[Extract provided]:

Yundong Cao, a citizen of the People's Republic of China, is the beneficial owner of 20,300,000 Class B common shares, which may be converted into 20,300,000 Class A common shares within 60 days of the filing date. Pursuant to Section 13(d) of the Securities Exchange Act of 1934, as amended, and the rules promulgated thereunder, Central Glory Investments Limited may also be deemed to have sole voting power with respect to 14,550,000 shares beneficially owned by Yundong Cao.
Yundong Cao's spouse is the beneficial owner of 5,750,000 Class B common shares, which may be converted into 5,750,000 Class A common shares within 60 days of the filing date. Yundong Cao may also be deemed to share beneficial ownership of the shares held by his spouse by virtue of the family relationship. Yundong Cao expressly disclaims such beneficial ownership of the shares beneficially owned by his spouse.

[Request 1]: Output the beneficial ownership passage in full, word for word.

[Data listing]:
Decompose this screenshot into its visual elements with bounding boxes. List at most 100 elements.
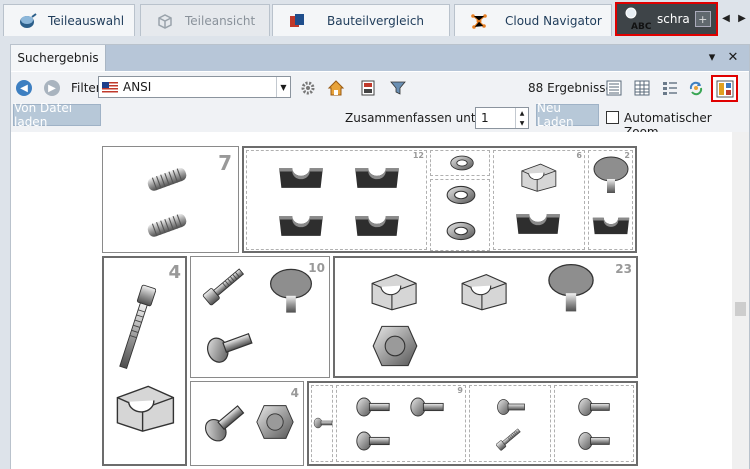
set-screw-part-icon[interactable] [143,205,193,245]
screw-part-icon[interactable] [199,402,249,442]
result-group[interactable]: 4 [102,256,187,466]
hex-nut-part-icon[interactable] [371,322,419,370]
hex-bolt-part-icon[interactable] [496,428,526,454]
tab-bauteilvergleich[interactable]: Bauteilvergleich [272,4,450,36]
screw-part-icon[interactable] [201,325,257,365]
tab-label: Cloud Navigator [505,13,602,28]
square-nut-part-icon[interactable] [255,402,295,442]
result-subgroup[interactable] [430,179,490,251]
result-group[interactable]: 12 6 2 [242,146,637,253]
vertical-scrollbar[interactable] [732,132,749,469]
list-view-icon[interactable] [605,79,623,97]
tab-label: Teileauswahl [48,13,125,28]
result-subgroup[interactable]: 2 [588,150,633,250]
tab-teileansicht[interactable]: Teileansicht [140,4,270,36]
cap-screw-part-icon[interactable] [116,283,156,373]
block-part-icon[interactable] [365,268,421,312]
grouped-view-icon[interactable] [711,75,738,102]
screw-part-icon[interactable] [577,428,611,454]
tab-scroll-right-icon[interactable]: ▶ [736,8,748,28]
result-subgroup[interactable] [554,385,634,462]
screw-part-icon[interactable] [313,416,333,430]
text-search-icon: ABC [623,5,653,33]
compare-icon [287,11,307,31]
filter-select[interactable]: ANSI ▼ [98,76,291,98]
load-from-file-button[interactable]: Von Datei laden [13,101,101,129]
carriage-bolt-part-icon[interactable] [355,394,391,420]
back-icon[interactable]: ◀ [15,79,33,97]
group-count: 4 [290,386,299,400]
result-subgroup[interactable] [430,150,490,176]
filter-funnel-icon[interactable] [389,79,407,97]
saddle-part-icon[interactable] [514,207,562,241]
result-subgroup[interactable]: 9 [336,385,466,462]
chevron-down-icon[interactable]: ▼ [276,77,290,97]
us-flag-icon [102,81,118,93]
washer-part-icon[interactable] [445,184,477,206]
forward-icon[interactable]: ▶ [43,79,61,97]
filter-value: ANSI [123,80,152,94]
catalog-icon [18,11,38,31]
result-group[interactable]: 9 [307,381,638,466]
screw-part-icon[interactable] [355,428,391,454]
result-group[interactable]: 10 [190,256,330,378]
reload-button[interactable]: Neu Laden [536,101,599,129]
tab-teileauswahl[interactable]: Teileauswahl [3,4,135,36]
group-count: 9 [457,386,463,395]
carriage-bolt-part-icon[interactable] [266,267,316,315]
refresh-icon[interactable] [687,79,705,97]
filter-toolbar: ◀ ▶ Filter: ANSI ▼ 88 Ergebnisse [11,72,749,104]
result-group[interactable]: 7 [102,146,239,253]
set-screw-part-icon[interactable] [143,159,193,199]
cloud-navigator-icon [469,11,489,31]
scrollbar-thumb[interactable] [735,302,746,316]
washer-part-icon[interactable] [445,220,477,242]
merge-label: Zusammenfassen unter: [345,111,492,125]
abc-label: ABC [631,22,652,32]
merge-value: 1 [481,111,489,125]
tab-cloud-navigator[interactable]: Cloud Navigator [454,4,612,36]
group-count: 7 [218,151,232,175]
options-toolbar: Von Datei laden Zusammenfassen unter: 1 … [11,101,749,139]
block-part-icon[interactable] [455,268,511,312]
bolt-part-icon[interactable] [201,267,251,307]
screw-part-icon[interactable] [409,394,445,420]
result-subgroup[interactable]: 6 [493,150,585,250]
hex-bolt-part-icon[interactable] [496,394,526,420]
result-subgroup[interactable] [311,385,333,462]
result-subgroup[interactable]: 12 [246,150,427,250]
auto-zoom-checkbox[interactable] [606,111,619,124]
panel-title-tab[interactable]: Suchergebnis [11,45,106,71]
main-tab-strip: Teileauswahl Teileansicht Bauteilverglei… [0,0,750,40]
group-count: 4 [168,262,181,283]
block-part-icon[interactable] [514,159,562,193]
saddle-part-icon[interactable] [277,209,325,241]
washer-part-icon[interactable] [449,153,475,173]
saddle-part-icon[interactable] [353,209,401,241]
saddle-part-icon[interactable] [353,161,401,193]
screw-part-icon[interactable] [577,394,611,420]
stepper-arrows[interactable]: ▲ ▼ [515,108,528,128]
tab-scroll-left-icon[interactable]: ◀ [720,8,732,28]
saddle-part-icon[interactable] [591,211,631,239]
result-subgroup[interactable] [469,385,551,462]
table-view-icon[interactable] [633,79,651,97]
carriage-bolt-part-icon[interactable] [591,155,631,195]
search-result-tab[interactable]: ABC schra + [615,2,718,36]
settings-gear-icon[interactable] [299,79,317,97]
block-part-icon[interactable] [108,378,180,434]
add-tab-button[interactable]: + [694,11,711,27]
panel-header: Suchergebnis ▾ ✕ [11,45,749,71]
part-view-icon [155,11,175,31]
save-list-icon[interactable] [359,79,377,97]
result-group[interactable]: 23 [333,256,638,378]
home-star-icon[interactable] [327,79,345,97]
panel-close-icon[interactable]: ✕ [724,48,742,66]
merge-stepper[interactable]: 1 ▲ ▼ [475,107,529,129]
saddle-part-icon[interactable] [277,161,325,193]
detail-view-icon[interactable] [661,79,679,97]
result-group[interactable]: 4 [190,381,304,466]
group-count: 23 [615,262,632,276]
panel-menu-icon[interactable]: ▾ [703,48,721,66]
carriage-bolt-part-icon[interactable] [545,262,597,314]
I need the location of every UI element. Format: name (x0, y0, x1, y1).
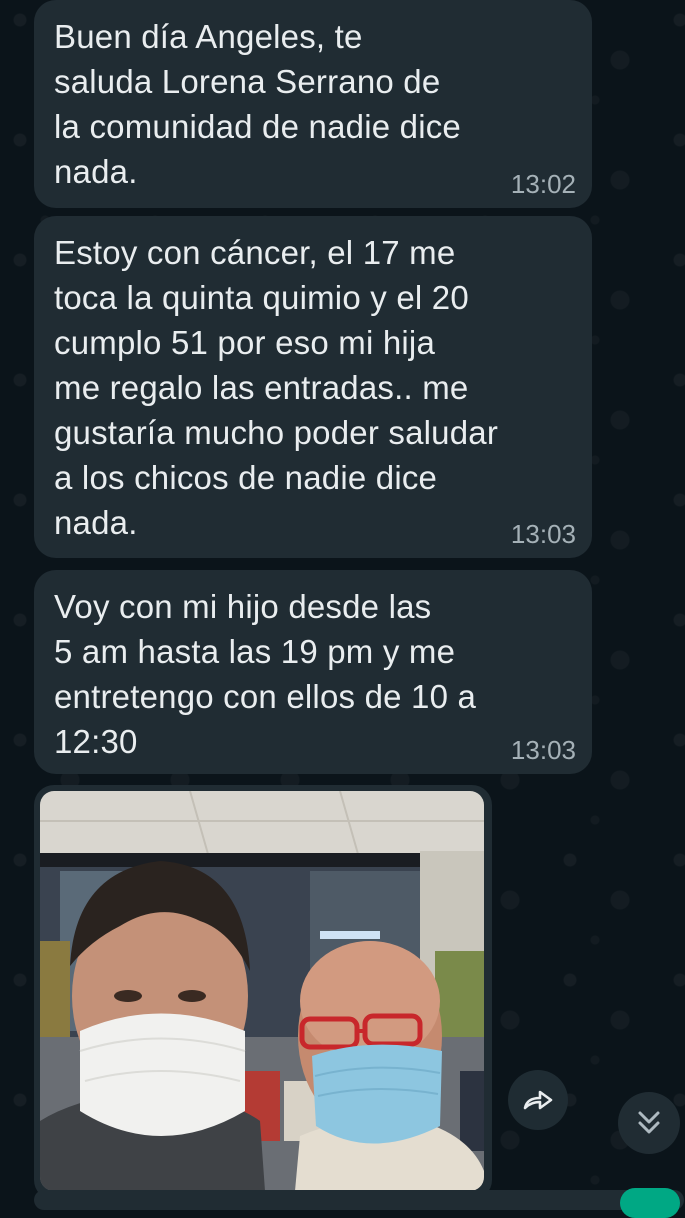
message-timestamp: 13:03 (510, 735, 576, 765)
message-bubble[interactable]: Estoy con cáncer, el 17 me toca la quint… (34, 216, 592, 558)
scroll-to-bottom-button[interactable] (618, 1092, 680, 1154)
next-message-bubble[interactable] (34, 1190, 684, 1210)
message-bubble[interactable]: Buen día Angeles, te saluda Lorena Serra… (34, 0, 592, 208)
photo-illustration (40, 791, 484, 1191)
message-text: Estoy con cáncer, el 17 me toca la quint… (54, 234, 499, 541)
forward-button[interactable] (508, 1070, 568, 1130)
unread-indicator (620, 1188, 680, 1218)
photo-message[interactable] (34, 785, 492, 1200)
selfie-photo[interactable] (40, 791, 484, 1191)
message-timestamp: 13:03 (510, 519, 576, 549)
message-text: Voy con mi hijo desde las 5 am hasta las… (54, 588, 477, 760)
message-timestamp: 13:02 (510, 169, 576, 199)
double-chevron-down-icon (638, 1111, 660, 1134)
message-bubble[interactable]: Voy con mi hijo desde las 5 am hasta las… (34, 570, 592, 774)
message-text: Buen día Angeles, te saluda Lorena Serra… (54, 18, 461, 190)
forward-icon (523, 1090, 553, 1110)
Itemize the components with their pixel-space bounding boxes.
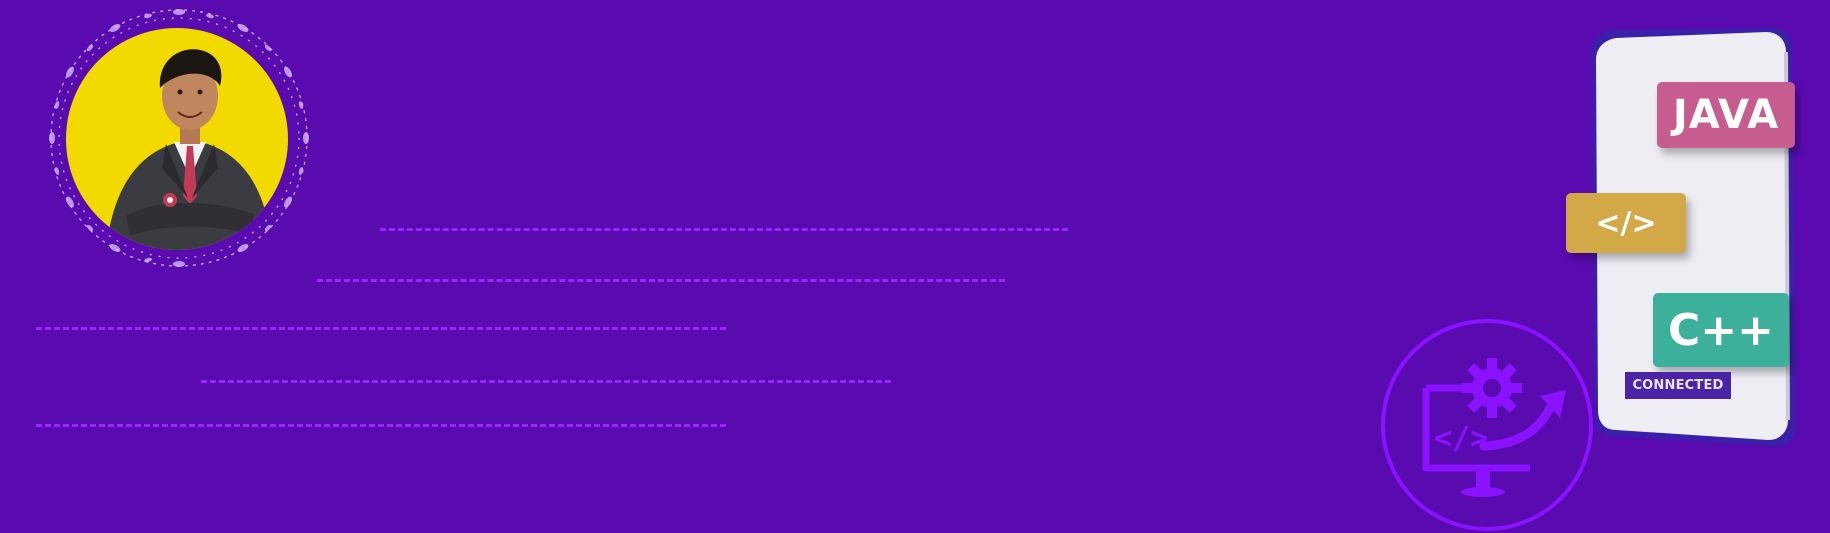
- placeholder-line-3: [36, 327, 726, 330]
- person-portrait-icon: [106, 49, 272, 250]
- cpp-tag-label: C++: [1667, 304, 1775, 356]
- code-glyph: </>: [1434, 421, 1488, 456]
- connected-status-label: CONNECTED: [1632, 378, 1724, 393]
- placeholder-line-2: [317, 279, 1005, 282]
- placeholder-line-5: [36, 424, 726, 427]
- placeholder-line-1: [380, 228, 1068, 231]
- profile-portrait: [66, 28, 288, 250]
- connected-status-badge: CONNECTED: [1625, 372, 1731, 399]
- code-tag: </>: [1566, 193, 1686, 253]
- code-tag-label: </>: [1595, 205, 1657, 241]
- cpp-tag: C++: [1653, 293, 1789, 367]
- java-tag: JAVA: [1657, 82, 1795, 148]
- java-tag-label: JAVA: [1672, 92, 1780, 138]
- placeholder-line-4: [201, 380, 891, 383]
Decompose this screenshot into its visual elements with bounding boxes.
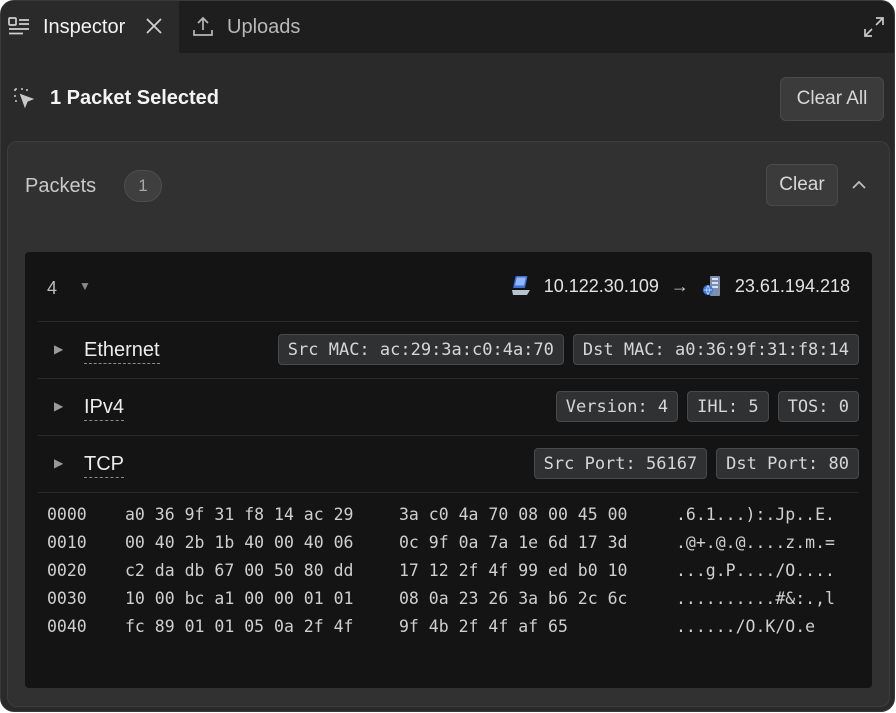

[Request 2]: Please give the lines of the records starting at the line containing "- placeholder-line-3: [36, 327, 726, 330]" and ending at the line containing "- profile-portrait: [66, 28, 288, 250]", both included, as a numbered list with blank lines left out.

[Final answer 1]:
Yundong Cao, a citizen of the People's Republic of China, is the beneficial owner of 20,300,000 Class B common shares, which may be converted into 20,300,000 Class A common shares within 60 days of the filing date. Pursuant to Section 13(d) of the Securities Exchange Act of 1934, as amended, and the rules promulgated thereunder, Central Glory Investments Limited may also be deemed to have sole voting power with respect to 14,550,000 shares beneficially owned by Yundong Cao.
Yundong Cao's spouse is the beneficial owner of 5,750,000 Class B common shares, which may be converted into 5,750,000 Class A common shares within 60 days of the filing date. Yundong Cao may also be deemed to share beneficial ownership of the shares held by his spouse by virtue of the family relationship. Yundong Cao expressly disclaims such beneficial ownership of the shares beneficially owned by his spouse.

[Final answer 2]:
1. - placeholder-line-3: [36, 327, 726, 330]
2. - person-portrait-icon: [106, 49, 272, 250]
3. - cpp-tag-label: C++: [1667, 304, 1775, 356]
4. - code-glyph: </>: [1434, 421, 1488, 456]
5. - connected-status-label: CONNECTED: [1632, 378, 1724, 393]
6. - placeholder-line-2: [317, 279, 1005, 282]
7. - placeholder-line-5: [36, 424, 726, 427]
8. - placeholder-line-1: [380, 228, 1068, 231]
9. - profile-portrait: [66, 28, 288, 250]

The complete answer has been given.